▸ SUPPLIED TEXT

▽

Cyclooxygenase-2 inhibition: effects on tumour growth, cell cycling and lymphangiogenesis in a xenograft model of breast cancer

Abstract

Cyclooxygenase-2 (COX-2) is associated with poor-prognosis breast cancer. We used a nude mouse xenograft model to determine the effects of COX-2 inhibition in breast cancer. Oestrogen receptor (ER)-positive MCF7/HER2-18 and ER-negative MDAMB231 breast cancer cell lines were injected into nude mice and allowed to form tumours. Mice then received either chow containing Celecoxib (a COX-2 inhibitor) or control and tumour growth measured. Tumour proliferation, apoptosis, COX-2, lymphangiogenesis and angiogenesis were assessed by immunohistochemistry (IHC), Western blotting or Q-PCR. Celecoxib inhibited median tumour growth in MCF7/HER2-18 (58.7%, P=0.029) and MDAMB231 (46.3%, P=0.0002) cell lines compared to control. Cyclooxygenase-2 expression decreased following Celecoxib treatment (MCF7/HER2-18 median control 65.3% vs treated 22.5%, P=0.0001). Celecoxib increased apoptosis in MCF7/HER2-18 tumours (TUNEL 0.52% control vs 0.73% treated, P=0.0004) via inactivation of AKT (median pAKT(ser473) 57.3% control vs 35.5% treated, P=0.0001--confirmed at Western blotting). Q-PCR demonstrated decreased podoplanin RNA (lymphangiogenesis marker) in the MCF7/HER2-18 - median 2.9 copies treated vs 66.6 control (P=0.05) and MDAMB231-treated groups--median 160.7 copies vs 0.05 control copies (P=0.015), confirmed at IHC. Cyclooxygenase-2 is associated with high levels of activated AKT(ser473) and lymphangiogenesis in breast cancer. Cyclooxygenase-2 inhibition decreases tumour growth, and may potentially decrease recurrence, by inactivating AKT and decreasing lymphangiogenesis.

△

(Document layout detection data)

▽

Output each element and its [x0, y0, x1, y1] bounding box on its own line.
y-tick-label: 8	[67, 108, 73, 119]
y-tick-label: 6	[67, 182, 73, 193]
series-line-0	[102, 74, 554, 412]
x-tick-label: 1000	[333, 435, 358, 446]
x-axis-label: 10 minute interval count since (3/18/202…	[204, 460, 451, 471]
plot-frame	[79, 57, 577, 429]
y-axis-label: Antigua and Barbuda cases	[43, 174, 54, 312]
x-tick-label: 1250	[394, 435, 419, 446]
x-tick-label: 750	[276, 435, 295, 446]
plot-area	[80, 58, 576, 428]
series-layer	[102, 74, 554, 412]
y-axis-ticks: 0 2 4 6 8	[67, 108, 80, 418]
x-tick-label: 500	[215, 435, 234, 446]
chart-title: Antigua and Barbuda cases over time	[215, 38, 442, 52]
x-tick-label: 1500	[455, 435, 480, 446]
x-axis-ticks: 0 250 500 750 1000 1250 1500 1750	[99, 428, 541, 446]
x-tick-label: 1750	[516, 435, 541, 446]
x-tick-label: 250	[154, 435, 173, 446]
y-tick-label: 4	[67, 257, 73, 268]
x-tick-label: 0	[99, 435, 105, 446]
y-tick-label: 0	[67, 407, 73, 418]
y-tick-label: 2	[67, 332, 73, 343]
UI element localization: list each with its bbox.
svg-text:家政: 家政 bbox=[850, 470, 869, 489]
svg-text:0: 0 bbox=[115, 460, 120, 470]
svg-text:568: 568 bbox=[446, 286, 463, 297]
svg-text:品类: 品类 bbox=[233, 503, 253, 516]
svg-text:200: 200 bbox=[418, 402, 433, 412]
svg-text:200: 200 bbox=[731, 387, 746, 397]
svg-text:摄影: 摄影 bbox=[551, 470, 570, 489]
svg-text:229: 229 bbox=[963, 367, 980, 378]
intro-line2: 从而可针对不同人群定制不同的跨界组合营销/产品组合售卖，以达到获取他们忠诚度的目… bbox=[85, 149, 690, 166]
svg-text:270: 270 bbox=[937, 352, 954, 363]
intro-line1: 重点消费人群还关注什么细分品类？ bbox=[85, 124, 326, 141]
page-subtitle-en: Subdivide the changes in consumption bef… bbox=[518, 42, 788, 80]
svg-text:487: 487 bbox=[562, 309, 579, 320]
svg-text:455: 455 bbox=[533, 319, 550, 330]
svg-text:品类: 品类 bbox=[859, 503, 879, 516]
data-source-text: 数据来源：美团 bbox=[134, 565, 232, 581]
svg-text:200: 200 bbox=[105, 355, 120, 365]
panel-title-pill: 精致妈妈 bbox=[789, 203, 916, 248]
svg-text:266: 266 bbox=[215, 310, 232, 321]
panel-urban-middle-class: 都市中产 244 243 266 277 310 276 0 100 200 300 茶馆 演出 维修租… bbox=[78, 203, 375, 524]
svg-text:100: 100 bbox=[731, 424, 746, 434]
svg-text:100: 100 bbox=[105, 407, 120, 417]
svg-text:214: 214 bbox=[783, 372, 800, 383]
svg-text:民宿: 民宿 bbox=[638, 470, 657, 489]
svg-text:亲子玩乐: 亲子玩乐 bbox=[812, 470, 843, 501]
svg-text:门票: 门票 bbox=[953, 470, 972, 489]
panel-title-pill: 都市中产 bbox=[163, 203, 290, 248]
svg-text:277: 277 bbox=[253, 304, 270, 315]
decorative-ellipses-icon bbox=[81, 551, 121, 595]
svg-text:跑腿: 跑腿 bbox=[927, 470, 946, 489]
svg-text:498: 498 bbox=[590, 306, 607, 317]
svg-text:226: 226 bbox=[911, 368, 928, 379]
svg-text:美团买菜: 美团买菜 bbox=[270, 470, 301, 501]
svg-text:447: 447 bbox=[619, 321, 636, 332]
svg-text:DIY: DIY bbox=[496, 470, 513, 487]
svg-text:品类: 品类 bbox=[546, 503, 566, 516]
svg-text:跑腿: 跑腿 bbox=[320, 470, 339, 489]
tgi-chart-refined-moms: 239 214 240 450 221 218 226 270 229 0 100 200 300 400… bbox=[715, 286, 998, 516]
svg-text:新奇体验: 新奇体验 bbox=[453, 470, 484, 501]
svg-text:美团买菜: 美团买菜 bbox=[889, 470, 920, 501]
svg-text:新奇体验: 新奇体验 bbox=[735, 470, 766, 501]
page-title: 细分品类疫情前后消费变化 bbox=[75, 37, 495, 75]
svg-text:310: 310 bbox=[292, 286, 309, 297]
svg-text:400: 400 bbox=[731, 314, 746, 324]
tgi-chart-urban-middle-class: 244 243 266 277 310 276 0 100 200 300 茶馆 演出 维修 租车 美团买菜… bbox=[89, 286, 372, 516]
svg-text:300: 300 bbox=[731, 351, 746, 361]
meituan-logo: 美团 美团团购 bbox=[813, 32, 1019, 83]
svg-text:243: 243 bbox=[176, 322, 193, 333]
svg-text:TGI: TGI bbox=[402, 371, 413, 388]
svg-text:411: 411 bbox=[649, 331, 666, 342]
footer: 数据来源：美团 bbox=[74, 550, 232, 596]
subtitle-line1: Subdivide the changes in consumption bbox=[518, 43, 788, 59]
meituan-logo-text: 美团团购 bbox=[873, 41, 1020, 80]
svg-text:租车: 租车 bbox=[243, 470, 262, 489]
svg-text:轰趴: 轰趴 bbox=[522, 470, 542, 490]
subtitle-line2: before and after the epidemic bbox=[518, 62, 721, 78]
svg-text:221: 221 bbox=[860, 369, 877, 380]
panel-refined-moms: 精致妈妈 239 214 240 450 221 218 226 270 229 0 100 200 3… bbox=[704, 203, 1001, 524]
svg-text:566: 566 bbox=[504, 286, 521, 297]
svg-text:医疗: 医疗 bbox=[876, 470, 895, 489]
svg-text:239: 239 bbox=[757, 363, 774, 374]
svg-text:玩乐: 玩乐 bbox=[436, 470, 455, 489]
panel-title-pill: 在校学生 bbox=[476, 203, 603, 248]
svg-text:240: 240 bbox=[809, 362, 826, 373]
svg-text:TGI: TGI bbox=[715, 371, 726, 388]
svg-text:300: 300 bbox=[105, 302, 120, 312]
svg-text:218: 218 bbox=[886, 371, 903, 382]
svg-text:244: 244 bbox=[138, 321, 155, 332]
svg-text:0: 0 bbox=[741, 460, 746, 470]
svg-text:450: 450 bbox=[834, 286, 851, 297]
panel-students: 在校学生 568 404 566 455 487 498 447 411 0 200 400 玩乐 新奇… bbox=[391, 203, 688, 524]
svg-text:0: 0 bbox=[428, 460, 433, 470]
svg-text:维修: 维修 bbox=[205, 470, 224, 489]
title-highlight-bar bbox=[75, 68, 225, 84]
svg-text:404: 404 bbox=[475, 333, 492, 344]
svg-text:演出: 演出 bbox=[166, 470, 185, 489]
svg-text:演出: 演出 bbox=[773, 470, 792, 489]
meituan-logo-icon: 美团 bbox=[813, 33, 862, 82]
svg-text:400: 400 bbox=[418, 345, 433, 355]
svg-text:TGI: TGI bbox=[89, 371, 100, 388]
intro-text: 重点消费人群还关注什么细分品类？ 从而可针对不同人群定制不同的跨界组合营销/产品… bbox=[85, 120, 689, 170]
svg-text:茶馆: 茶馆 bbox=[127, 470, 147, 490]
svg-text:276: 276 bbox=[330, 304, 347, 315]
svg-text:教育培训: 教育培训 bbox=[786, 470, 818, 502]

△

▸ STUDY QUESTIONS
1. According to the COX-2 breast cancer abstract, by what median percentage did Celecoxib inhibit tumour growth in the MDAMB231 cell line compared to control?
2. Extend the COX-2 breast cancer abstract with the passage that would follow its final sentence.

▸ EXERCISE RESPONSES
1. 46.3% (P=0.0002).

2.
Figure 1

Western blot MCF7/HER2-18 pAkt^ser473, total Akt. (A) Representative Western blots from MCF7/MCF7/HER2-18 control and Celecoxib-treated tumours. The top blot shows a decrease in pAKT^ser473 in the treated samples (60 kDa). At the bottom, no change was seen in total AKT (60 kDa) as a loading control. The median arbitrary quantity from the control to treated tumours showed a decrease of 28.2% (IQR −1.5–89.1%) at densitometry over all of the tumours studied. (B) A representative Western blot using lysates from the MDAMB231 cell line. There was no overall pattern seen. Total AKT was used as a loading control (60 kDa), bottom blot.

Figure 2

The MCF7/HER2-18 control tumours showed expression of pAKT^ser473 in both the cell nucleus and the cell cytoplasm (A). Following Celecoxib treatment both the nuclear and cytoplasmic components of pAKT^ser473 decreased, this was predominantly seen as a decrease in nuclear pPAKT^ser473 (B), which decreased from a median of 57.3% (IQR 54.1–61.6) in the control tumours to 35.7% (IQR 24.4–47.6) in the treated tumours, P=0.0001. The MDAMB231 cell line expressed predominantly cytoplasmic pAKT^ser473 (C), which did not significantly decrease following Celecoxib treatment. Decreases in lymphatic vessel density were seen in the MCF7/HER2-18 xenografts (D and E) from a median of 12 Chalkley counts to 9 Chalkley counts (P=0.0001). The MDAMB231 xenografts (F and G) also showed a decrease in podoplanin expression from a median of 7 Chalkley counts to 4 Chalkley counts, P=0.0001) following COX-2 inhibition. Representative IHC staining for pAKT^ser473 and podoplanin in the harvested xenografts: (A) pAKT^ser473 staining in MCF7/HER2-18 control xenografts (× 400); (B) pAKT^ser473 staining in MCF7/HER2-18 treated xenografts (× 400); (C) pAKT^ser473 staining in MDAMB231 control xenografts (× 400); (D) Podoplanin staining in MCF7/HER2-18 control xenografts (× 400); (E) Podoplanin staining in MCF7/HER2-18 treated xenografts (× 400); (F) Podoplanin staining in MDAMB231 control xenografts (× 100); (G) Podoplanin staining in MDAMB231 treated xenografts (× 100).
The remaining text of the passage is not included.